• Given entries:
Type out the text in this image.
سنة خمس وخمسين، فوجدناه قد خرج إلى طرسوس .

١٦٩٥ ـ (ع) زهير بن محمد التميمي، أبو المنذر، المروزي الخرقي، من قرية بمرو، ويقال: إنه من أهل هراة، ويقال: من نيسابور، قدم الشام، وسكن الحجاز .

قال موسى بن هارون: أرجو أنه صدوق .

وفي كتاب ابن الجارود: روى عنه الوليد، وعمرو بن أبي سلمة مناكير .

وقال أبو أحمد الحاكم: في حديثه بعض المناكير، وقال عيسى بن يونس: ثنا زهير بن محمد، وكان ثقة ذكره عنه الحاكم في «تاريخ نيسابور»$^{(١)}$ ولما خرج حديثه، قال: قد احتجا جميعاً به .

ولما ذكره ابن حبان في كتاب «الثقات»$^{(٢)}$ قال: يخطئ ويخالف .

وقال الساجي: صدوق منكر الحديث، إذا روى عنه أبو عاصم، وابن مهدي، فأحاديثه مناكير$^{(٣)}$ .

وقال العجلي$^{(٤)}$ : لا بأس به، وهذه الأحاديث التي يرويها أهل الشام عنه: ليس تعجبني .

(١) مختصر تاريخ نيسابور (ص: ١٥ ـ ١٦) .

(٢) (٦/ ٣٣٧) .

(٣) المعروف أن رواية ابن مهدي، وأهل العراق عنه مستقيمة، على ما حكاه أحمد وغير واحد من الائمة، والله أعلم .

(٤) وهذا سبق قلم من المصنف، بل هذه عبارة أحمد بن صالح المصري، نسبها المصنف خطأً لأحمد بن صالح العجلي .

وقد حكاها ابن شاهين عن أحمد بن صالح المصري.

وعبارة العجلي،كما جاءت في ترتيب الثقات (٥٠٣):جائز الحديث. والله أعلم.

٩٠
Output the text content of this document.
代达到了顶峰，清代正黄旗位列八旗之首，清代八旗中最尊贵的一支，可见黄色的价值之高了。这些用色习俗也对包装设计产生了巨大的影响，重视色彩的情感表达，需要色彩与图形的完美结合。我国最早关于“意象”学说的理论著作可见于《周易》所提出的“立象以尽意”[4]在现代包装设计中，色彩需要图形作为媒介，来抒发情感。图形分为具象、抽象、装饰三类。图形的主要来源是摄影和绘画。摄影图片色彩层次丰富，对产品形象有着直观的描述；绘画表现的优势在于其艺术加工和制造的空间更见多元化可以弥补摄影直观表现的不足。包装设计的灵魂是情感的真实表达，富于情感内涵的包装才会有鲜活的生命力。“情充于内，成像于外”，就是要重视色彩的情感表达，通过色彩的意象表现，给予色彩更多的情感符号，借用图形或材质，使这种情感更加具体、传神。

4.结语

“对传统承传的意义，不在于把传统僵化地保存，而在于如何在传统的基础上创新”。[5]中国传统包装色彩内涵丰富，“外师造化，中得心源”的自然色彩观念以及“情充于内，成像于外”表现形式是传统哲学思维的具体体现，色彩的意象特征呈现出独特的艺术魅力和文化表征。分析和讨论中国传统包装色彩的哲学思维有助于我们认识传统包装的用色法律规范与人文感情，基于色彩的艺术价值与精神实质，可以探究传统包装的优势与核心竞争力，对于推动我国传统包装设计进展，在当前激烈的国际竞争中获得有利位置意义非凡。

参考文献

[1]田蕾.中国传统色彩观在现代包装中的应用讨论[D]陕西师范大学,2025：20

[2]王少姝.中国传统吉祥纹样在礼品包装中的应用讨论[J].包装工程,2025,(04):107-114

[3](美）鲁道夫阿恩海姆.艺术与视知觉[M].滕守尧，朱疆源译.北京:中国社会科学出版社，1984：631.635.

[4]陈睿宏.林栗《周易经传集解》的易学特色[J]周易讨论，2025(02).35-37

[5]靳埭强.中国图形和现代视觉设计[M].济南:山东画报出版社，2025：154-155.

• Problem statement:
Tell how many lines of the material above hold "أحمد", answering with a bare number.

• Written response:
4